## Written request
Filter the data for lines with the word "ylabel", then copy every line so identified.

[Saved data entries]
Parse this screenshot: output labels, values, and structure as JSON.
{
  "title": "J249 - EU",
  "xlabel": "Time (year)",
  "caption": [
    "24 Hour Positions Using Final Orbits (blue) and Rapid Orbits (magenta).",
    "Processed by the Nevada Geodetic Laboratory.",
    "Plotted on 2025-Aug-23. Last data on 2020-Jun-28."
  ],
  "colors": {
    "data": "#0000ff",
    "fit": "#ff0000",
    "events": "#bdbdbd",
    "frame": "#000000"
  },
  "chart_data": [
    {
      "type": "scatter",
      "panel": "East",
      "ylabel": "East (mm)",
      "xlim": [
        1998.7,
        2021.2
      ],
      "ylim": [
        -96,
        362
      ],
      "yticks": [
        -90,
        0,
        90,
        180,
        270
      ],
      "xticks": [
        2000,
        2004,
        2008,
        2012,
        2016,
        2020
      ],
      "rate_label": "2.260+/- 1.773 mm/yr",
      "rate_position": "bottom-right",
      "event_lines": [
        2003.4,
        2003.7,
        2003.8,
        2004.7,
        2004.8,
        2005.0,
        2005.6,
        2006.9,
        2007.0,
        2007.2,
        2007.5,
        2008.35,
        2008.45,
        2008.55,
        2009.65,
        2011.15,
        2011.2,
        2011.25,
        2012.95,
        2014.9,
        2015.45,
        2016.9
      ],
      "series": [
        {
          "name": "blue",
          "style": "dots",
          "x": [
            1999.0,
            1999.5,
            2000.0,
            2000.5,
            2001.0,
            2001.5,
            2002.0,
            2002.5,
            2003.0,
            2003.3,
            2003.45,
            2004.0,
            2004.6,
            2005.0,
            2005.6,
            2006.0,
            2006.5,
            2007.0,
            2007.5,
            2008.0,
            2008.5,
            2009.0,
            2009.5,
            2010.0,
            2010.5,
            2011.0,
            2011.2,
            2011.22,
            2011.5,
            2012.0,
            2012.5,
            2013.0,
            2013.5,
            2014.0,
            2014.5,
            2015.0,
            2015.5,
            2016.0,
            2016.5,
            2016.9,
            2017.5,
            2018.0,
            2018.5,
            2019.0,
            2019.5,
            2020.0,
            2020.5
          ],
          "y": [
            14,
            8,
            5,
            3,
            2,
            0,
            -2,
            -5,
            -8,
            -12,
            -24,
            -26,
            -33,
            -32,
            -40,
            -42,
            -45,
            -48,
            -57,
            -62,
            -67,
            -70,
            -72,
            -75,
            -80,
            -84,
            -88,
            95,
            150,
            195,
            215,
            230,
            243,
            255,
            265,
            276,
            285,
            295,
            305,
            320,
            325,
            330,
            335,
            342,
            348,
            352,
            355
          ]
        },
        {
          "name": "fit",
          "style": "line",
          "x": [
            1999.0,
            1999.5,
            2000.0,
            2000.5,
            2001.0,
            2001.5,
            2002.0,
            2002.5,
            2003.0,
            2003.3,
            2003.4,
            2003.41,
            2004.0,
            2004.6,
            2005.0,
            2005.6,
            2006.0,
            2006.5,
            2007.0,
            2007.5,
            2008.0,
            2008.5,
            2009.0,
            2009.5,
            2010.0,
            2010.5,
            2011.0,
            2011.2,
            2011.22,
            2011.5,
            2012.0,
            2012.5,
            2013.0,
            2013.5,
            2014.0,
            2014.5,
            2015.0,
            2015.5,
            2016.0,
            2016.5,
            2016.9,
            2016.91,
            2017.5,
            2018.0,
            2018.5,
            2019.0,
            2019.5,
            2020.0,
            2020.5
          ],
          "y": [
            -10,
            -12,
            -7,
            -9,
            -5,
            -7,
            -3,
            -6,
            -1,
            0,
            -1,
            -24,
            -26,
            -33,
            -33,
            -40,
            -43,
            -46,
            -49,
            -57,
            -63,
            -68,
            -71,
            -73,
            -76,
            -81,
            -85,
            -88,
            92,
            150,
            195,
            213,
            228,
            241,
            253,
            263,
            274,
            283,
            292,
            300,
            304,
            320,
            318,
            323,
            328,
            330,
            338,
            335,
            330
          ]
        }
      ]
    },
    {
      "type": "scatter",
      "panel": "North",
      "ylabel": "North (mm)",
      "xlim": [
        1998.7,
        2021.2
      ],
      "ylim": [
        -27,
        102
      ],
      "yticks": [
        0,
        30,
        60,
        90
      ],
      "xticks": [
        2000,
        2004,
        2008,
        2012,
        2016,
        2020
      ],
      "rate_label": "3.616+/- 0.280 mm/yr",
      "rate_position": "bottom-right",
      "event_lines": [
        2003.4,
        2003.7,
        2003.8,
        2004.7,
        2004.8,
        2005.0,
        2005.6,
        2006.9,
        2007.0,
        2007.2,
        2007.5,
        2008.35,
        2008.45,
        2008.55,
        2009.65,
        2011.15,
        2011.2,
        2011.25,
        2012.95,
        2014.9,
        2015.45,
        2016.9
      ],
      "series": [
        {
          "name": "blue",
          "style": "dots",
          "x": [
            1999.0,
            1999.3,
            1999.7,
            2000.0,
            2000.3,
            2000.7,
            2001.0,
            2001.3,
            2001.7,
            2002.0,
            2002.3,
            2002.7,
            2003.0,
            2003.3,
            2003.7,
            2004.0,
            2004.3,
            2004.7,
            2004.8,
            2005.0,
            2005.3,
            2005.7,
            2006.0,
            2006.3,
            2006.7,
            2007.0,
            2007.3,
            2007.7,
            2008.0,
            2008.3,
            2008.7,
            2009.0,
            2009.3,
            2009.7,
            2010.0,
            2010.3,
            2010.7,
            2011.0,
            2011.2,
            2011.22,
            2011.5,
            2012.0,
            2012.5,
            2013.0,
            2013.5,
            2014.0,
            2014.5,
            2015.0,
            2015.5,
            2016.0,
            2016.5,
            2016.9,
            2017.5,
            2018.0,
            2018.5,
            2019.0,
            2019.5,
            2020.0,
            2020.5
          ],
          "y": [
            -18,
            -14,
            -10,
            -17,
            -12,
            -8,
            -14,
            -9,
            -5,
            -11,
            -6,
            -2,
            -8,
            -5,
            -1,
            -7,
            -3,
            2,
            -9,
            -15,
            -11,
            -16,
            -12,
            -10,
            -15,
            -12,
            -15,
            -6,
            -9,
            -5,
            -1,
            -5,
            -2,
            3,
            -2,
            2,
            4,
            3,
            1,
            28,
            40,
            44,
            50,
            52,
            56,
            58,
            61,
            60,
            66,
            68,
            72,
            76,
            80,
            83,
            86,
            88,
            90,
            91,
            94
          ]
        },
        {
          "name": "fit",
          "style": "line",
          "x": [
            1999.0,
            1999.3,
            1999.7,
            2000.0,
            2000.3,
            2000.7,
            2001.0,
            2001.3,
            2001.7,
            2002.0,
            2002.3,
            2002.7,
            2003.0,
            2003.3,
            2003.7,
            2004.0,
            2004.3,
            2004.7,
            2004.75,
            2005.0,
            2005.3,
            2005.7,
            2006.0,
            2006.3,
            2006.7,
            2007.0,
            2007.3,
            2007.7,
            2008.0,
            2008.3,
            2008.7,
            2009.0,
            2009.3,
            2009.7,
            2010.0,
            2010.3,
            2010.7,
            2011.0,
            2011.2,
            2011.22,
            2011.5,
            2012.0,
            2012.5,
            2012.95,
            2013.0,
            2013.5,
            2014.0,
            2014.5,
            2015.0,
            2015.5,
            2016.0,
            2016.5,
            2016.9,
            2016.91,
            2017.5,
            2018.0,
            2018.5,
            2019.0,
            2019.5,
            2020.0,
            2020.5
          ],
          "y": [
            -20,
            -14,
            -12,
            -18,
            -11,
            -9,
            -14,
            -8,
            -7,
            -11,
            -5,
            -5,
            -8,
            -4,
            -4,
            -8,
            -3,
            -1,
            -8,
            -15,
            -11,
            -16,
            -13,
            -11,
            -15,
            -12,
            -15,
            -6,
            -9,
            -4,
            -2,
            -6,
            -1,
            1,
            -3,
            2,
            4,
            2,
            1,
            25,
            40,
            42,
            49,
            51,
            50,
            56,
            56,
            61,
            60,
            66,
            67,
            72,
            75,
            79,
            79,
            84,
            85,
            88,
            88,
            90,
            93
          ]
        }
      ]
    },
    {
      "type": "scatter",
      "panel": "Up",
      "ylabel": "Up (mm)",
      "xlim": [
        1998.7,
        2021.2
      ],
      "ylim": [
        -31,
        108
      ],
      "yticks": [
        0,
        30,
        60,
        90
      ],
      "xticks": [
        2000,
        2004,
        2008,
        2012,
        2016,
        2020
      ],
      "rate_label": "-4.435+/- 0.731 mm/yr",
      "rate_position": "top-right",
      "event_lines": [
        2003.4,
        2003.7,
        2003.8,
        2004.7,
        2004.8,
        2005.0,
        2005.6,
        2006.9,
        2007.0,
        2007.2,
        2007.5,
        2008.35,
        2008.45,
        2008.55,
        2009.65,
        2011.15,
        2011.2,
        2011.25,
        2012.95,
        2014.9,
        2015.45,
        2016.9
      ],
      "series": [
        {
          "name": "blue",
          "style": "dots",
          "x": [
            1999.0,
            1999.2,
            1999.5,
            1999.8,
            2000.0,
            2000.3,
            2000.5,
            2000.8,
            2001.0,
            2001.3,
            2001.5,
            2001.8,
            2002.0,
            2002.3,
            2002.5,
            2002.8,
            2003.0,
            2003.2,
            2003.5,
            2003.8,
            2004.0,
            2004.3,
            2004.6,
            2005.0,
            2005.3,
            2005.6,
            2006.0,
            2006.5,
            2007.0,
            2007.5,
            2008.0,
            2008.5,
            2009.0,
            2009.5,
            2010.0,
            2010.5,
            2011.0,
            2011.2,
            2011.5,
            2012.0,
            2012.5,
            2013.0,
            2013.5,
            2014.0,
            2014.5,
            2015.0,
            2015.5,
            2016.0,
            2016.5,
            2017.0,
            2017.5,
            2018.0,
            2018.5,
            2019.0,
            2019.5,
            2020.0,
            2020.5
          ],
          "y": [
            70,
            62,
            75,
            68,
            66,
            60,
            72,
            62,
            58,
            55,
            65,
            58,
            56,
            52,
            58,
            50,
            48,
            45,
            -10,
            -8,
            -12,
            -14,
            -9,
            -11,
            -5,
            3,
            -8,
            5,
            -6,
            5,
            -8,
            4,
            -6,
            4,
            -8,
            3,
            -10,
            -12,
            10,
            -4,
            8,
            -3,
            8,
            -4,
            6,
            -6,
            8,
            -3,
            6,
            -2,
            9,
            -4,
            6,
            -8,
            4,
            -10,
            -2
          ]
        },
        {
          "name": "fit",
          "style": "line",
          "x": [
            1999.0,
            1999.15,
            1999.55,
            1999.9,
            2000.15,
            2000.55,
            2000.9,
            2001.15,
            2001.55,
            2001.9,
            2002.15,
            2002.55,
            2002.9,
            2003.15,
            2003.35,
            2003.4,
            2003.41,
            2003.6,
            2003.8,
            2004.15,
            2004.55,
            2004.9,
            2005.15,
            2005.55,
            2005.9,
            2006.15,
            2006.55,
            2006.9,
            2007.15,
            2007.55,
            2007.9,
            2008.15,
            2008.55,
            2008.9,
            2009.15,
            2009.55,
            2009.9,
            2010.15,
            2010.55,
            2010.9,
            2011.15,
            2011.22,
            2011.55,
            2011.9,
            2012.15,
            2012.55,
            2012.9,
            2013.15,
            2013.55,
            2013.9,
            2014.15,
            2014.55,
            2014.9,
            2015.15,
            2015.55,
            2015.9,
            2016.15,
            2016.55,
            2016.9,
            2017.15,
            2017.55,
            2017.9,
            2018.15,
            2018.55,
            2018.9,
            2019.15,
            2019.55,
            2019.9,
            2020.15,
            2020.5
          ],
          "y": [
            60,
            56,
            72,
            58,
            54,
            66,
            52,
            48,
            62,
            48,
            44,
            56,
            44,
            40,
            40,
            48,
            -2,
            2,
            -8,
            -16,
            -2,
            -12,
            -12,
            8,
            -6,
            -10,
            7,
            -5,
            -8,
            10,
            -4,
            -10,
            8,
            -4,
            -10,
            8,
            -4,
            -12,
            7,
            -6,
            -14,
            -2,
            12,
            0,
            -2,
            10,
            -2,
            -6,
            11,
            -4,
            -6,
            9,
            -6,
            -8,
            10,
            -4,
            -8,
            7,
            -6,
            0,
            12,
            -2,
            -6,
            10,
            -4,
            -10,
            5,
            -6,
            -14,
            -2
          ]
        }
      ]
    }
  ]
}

## Answer to this exercise
      "ylabel": "East (mm)",
      "ylabel": "North (mm)",
      "ylabel": "Up (mm)",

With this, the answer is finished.